◆ INSTRUCTIONS FOR THE TASK ◆
Below are some records. Say in a single number how many of their lines include the word "arcmin".

(Excerpts from a figure dataset)
— start —

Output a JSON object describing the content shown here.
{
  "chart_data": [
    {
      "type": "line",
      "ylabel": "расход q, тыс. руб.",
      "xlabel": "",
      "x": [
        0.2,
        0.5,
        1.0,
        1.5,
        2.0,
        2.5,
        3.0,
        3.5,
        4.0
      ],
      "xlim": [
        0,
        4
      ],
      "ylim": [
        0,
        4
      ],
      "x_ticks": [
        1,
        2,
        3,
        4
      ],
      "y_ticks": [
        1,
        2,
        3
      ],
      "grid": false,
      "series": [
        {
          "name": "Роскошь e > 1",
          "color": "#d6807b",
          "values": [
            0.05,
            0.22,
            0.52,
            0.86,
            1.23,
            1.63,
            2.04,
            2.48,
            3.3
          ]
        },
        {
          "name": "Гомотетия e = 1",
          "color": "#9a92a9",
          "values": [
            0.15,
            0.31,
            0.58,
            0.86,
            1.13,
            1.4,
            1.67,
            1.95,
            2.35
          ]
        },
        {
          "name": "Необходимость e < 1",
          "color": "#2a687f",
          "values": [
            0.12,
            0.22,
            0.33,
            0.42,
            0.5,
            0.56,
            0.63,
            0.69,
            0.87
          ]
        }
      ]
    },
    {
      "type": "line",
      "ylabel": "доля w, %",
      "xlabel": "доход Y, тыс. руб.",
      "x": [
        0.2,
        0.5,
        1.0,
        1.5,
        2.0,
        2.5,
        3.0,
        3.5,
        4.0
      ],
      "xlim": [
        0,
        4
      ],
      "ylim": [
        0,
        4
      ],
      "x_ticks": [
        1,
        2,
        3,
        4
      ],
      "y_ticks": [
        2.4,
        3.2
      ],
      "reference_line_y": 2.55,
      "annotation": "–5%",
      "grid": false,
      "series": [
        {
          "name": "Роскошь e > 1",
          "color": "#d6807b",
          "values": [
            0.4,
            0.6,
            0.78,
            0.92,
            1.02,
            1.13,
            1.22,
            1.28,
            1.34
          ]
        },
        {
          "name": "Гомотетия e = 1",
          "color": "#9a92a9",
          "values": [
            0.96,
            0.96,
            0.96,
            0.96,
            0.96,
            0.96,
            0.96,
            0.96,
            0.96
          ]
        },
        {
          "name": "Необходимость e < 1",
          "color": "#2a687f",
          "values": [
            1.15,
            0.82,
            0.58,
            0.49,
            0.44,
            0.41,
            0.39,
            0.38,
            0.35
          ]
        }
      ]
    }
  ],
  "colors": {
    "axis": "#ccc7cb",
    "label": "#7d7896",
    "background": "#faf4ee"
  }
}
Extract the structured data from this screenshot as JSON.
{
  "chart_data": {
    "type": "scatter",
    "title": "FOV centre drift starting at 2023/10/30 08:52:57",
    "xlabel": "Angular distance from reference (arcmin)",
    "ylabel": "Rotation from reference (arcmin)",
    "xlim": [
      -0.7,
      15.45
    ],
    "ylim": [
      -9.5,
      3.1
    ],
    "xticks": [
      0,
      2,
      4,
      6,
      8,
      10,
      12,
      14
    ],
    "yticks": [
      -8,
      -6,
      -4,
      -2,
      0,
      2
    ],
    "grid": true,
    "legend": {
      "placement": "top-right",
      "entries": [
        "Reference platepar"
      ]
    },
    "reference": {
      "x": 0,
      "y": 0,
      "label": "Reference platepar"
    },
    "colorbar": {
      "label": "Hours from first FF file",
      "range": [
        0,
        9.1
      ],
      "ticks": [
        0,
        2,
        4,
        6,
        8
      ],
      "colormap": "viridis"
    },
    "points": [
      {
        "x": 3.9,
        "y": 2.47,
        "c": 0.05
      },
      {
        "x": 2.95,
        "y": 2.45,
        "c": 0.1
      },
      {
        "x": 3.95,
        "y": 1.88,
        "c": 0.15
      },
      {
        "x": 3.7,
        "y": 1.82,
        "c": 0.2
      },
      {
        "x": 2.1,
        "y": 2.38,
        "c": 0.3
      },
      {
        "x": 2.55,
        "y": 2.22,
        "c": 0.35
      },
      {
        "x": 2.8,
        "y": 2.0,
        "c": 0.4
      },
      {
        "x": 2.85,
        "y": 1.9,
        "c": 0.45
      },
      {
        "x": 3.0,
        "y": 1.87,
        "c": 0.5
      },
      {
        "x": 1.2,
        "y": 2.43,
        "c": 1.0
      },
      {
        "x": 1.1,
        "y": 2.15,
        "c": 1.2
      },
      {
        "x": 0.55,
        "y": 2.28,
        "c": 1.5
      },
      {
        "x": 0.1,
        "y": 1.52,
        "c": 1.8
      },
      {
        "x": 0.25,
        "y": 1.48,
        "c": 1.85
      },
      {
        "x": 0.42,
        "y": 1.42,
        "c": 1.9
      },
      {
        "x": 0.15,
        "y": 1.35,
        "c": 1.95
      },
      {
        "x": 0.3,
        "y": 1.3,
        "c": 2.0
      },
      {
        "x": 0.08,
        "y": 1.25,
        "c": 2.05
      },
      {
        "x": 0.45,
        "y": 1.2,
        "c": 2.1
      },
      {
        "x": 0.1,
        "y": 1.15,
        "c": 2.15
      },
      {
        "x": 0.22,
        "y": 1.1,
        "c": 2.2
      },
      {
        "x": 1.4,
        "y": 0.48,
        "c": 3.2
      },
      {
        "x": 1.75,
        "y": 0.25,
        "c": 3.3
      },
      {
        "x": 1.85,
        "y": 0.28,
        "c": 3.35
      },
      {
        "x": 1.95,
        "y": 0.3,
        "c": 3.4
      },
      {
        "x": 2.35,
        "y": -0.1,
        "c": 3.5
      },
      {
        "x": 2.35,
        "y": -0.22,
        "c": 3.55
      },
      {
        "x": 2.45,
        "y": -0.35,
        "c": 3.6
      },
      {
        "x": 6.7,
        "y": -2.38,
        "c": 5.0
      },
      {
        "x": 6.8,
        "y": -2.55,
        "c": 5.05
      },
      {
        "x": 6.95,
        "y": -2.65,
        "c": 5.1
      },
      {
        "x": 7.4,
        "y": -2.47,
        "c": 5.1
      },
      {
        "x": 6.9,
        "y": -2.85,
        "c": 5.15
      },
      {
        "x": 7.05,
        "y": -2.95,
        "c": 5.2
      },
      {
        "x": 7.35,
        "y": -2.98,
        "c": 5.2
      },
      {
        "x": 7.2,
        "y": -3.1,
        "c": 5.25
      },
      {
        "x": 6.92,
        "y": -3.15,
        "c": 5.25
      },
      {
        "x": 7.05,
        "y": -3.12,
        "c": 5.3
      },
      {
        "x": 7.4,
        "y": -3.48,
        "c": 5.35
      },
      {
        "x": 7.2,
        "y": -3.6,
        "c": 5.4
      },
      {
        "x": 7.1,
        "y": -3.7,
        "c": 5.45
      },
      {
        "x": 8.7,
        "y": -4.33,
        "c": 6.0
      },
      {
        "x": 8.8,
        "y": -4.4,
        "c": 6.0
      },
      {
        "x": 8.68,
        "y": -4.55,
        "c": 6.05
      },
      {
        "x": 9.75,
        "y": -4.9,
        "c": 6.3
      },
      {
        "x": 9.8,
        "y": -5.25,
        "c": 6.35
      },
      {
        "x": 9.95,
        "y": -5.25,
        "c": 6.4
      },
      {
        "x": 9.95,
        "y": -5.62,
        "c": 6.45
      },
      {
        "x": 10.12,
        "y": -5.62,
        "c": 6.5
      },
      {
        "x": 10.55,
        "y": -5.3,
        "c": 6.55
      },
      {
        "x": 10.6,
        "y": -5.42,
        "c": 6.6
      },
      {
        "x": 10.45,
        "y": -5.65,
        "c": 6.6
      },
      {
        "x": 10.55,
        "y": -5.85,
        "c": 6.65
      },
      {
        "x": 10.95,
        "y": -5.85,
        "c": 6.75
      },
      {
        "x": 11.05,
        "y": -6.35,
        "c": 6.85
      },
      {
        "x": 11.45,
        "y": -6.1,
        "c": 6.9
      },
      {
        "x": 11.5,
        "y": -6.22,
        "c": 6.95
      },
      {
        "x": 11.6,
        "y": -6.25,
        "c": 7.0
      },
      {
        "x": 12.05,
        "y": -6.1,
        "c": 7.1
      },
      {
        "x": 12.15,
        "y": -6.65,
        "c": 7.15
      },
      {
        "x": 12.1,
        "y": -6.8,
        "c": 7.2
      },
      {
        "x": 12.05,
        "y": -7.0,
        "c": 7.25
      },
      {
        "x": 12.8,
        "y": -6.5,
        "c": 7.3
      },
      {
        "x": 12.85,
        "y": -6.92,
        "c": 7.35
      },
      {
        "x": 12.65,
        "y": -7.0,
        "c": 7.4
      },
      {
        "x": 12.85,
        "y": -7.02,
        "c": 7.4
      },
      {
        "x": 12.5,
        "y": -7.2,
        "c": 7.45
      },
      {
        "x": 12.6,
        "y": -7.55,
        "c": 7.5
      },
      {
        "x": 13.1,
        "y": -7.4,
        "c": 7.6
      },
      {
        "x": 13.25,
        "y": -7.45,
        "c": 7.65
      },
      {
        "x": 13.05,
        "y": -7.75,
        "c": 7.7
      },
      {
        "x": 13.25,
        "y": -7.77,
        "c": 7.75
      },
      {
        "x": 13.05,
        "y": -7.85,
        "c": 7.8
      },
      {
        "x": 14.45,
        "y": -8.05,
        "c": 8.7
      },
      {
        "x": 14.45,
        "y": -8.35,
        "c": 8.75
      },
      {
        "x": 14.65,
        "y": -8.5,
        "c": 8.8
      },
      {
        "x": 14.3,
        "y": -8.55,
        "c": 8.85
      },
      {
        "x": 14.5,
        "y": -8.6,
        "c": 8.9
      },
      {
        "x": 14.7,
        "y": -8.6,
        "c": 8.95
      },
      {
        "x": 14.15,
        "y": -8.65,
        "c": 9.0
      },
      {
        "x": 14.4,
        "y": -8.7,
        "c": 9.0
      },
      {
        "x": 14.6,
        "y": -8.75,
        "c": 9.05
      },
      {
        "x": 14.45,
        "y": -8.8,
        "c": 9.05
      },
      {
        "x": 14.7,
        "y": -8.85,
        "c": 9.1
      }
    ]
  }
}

— end —

◆ SOLUTION FOR THIS PROBLEM ◆
2